→ Goal:
Reproduce each of the lines word for word.

→ Input rows:
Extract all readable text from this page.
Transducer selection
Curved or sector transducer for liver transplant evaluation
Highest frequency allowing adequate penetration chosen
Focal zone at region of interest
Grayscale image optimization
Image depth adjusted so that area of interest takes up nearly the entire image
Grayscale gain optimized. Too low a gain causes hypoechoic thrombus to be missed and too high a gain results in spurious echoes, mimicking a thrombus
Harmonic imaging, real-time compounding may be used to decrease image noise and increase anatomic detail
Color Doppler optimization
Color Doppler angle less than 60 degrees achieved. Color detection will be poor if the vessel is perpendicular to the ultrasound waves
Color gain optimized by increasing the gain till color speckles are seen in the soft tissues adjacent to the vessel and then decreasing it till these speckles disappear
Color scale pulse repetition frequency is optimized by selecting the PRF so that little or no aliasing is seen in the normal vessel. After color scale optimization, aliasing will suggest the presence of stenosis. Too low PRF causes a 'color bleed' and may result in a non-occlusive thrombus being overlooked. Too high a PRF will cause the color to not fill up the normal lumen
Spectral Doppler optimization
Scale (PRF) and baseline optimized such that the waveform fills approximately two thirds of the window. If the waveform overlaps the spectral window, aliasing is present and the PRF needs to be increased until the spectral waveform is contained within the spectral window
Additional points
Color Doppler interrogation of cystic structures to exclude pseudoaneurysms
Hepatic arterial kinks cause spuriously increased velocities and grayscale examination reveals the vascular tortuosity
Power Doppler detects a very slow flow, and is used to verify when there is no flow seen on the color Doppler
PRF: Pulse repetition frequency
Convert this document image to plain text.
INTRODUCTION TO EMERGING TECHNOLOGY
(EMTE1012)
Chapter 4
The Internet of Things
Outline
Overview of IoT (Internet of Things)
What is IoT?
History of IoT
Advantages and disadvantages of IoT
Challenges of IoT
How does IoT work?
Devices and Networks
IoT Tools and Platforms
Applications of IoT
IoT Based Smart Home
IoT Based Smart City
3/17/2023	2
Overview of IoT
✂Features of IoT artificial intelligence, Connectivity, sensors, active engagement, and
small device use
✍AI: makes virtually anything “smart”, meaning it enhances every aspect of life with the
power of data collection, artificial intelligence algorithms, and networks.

→ Problem solution:
Extract all readable text from this page.
Transducer selection
Curved or sector transducer for liver transplant evaluation
Highest frequency allowing adequate penetration chosen
Focal zone at region of interest
Grayscale image optimization
Image depth adjusted so that area of interest takes up nearly the entire image
Grayscale gain optimized. Too low a gain causes hypoechoic thrombus to be missed and too high a gain results in spurious echoes, mimicking a thrombus
Harmonic imaging, real-time compounding may be used to decrease image noise and increase anatomic detail
Color Doppler optimization
Color Doppler angle less than 60 degrees achieved. Color detection will be poor if the vessel is perpendicular to the ultrasound waves
Color gain optimized by increasing the gain till color speckles are seen in the soft tissues adjacent to the vessel and then decreasing it till these speckles disappear
Color scale pulse repetition frequency is optimized by selecting the PRF so that little or no aliasing is seen in the normal vessel. After color scale optimization, aliasing will suggest the presence of stenosis. Too low PRF causes a 'color bleed' and may result in a non-occlusive thrombus being overlooked. Too high a PRF will cause the color to not fill up the normal lumen
Spectral Doppler optimization
Scale (PRF) and baseline optimized such that the waveform fills approximately two thirds of the window. If the waveform overlaps the spectral window, aliasing is present and the PRF needs to be increased until the spectral waveform is contained within the spectral window
Additional points
Color Doppler interrogation of cystic structures to exclude pseudoaneurysms
Hepatic arterial kinks cause spuriously increased velocities and grayscale examination reveals the vascular tortuosity
Power Doppler detects a very slow flow, and is used to verify when there is no flow seen on the color Doppler
PRF: Pulse repetition frequency
Convert this document image to plain text.
INTRODUCTION TO EMERGING TECHNOLOGY
(EMTE1012)
Chapter 4
The Internet of Things
Outline
Overview of IoT (Internet of Things)
What is IoT?
History of IoT
Advantages and disadvantages of IoT
Challenges of IoT
How does IoT work?
Devices and Networks
IoT Tools and Platforms
Applications of IoT
IoT Based Smart Home
IoT Based Smart City
3/17/2023	2
Overview of IoT
✂Features of IoT artificial intelligence, Connectivity, sensors, active engagement, and
small device use
✍AI: makes virtually anything “smart”, meaning it enhances every aspect of life with the
power of data collection, artificial intelligence algorithms, and networks.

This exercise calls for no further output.